**REQUIREMENTS**: Each record is to be transcribed exactly.

**EXTRACTED ENTRIES**:

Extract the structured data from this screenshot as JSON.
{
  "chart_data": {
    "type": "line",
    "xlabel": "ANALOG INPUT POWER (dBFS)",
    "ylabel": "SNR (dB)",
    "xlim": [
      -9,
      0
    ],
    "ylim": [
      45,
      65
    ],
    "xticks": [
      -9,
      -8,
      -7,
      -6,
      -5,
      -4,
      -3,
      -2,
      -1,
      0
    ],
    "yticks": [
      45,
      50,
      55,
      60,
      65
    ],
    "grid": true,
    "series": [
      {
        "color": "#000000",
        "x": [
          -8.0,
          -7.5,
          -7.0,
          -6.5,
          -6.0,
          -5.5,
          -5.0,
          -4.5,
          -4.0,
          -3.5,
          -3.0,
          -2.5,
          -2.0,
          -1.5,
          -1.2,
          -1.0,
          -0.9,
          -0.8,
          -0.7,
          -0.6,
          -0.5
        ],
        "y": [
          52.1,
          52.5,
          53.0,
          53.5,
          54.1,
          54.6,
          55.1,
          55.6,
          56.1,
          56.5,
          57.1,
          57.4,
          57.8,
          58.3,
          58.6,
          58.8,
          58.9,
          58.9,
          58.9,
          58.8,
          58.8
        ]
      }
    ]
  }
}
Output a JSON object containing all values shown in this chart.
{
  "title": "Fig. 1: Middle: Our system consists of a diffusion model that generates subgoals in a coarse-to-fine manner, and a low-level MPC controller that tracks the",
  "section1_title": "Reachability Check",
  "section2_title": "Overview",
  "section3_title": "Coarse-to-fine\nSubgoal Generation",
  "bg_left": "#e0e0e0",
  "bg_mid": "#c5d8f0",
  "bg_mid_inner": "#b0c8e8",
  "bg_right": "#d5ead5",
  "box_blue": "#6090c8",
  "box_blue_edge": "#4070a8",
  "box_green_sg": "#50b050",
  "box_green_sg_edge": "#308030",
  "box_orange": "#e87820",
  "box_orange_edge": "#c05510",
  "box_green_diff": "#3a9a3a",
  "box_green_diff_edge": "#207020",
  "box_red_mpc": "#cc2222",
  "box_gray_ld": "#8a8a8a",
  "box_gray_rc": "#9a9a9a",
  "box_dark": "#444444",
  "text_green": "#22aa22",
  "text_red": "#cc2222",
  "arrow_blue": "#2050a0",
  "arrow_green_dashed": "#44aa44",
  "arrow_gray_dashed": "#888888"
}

**RESPONSE TO THE TASK**:
Extract the structured data from this screenshot as JSON.
{
  "chart_data": {
    "type": "line",
    "xlabel": "ANALOG INPUT POWER (dBFS)",
    "ylabel": "SNR (dB)",
    "xlim": [
      -9,
      0
    ],
    "ylim": [
      45,
      65
    ],
    "xticks": [
      -9,
      -8,
      -7,
      -6,
      -5,
      -4,
      -3,
      -2,
      -1,
      0
    ],
    "yticks": [
      45,
      50,
      55,
      60,
      65
    ],
    "grid": true,
    "series": [
      {
        "color": "#000000",
        "x": [
          -8.0,
          -7.5,
          -7.0,
          -6.5,
          -6.0,
          -5.5,
          -5.0,
          -4.5,
          -4.0,
          -3.5,
          -3.0,
          -2.5,
          -2.0,
          -1.5,
          -1.2,
          -1.0,
          -0.9,
          -0.8,
          -0.7,
          -0.6,
          -0.5
        ],
        "y": [
          52.1,
          52.5,
          53.0,
          53.5,
          54.1,
          54.6,
          55.1,
          55.6,
          56.1,
          56.5,
          57.1,
          57.4,
          57.8,
          58.3,
          58.6,
          58.8,
          58.9,
          58.9,
          58.9,
          58.8,
          58.8
        ]
      }
    ]
  }
}
Output a JSON object containing all values shown in this chart.
{
  "title": "Fig. 1: Middle: Our system consists of a diffusion model that generates subgoals in a coarse-to-fine manner, and a low-level MPC controller that tracks the",
  "section1_title": "Reachability Check",
  "section2_title": "Overview",
  "section3_title": "Coarse-to-fine\nSubgoal Generation",
  "bg_left": "#e0e0e0",
  "bg_mid": "#c5d8f0",
  "bg_mid_inner": "#b0c8e8",
  "bg_right": "#d5ead5",
  "box_blue": "#6090c8",
  "box_blue_edge": "#4070a8",
  "box_green_sg": "#50b050",
  "box_green_sg_edge": "#308030",
  "box_orange": "#e87820",
  "box_orange_edge": "#c05510",
  "box_green_diff": "#3a9a3a",
  "box_green_diff_edge": "#207020",
  "box_red_mpc": "#cc2222",
  "box_gray_ld": "#8a8a8a",
  "box_gray_rc": "#9a9a9a",
  "box_dark": "#444444",
  "text_green": "#22aa22",
  "text_red": "#cc2222",
  "arrow_blue": "#2050a0",
  "arrow_green_dashed": "#44aa44",
  "arrow_gray_dashed": "#888888"
}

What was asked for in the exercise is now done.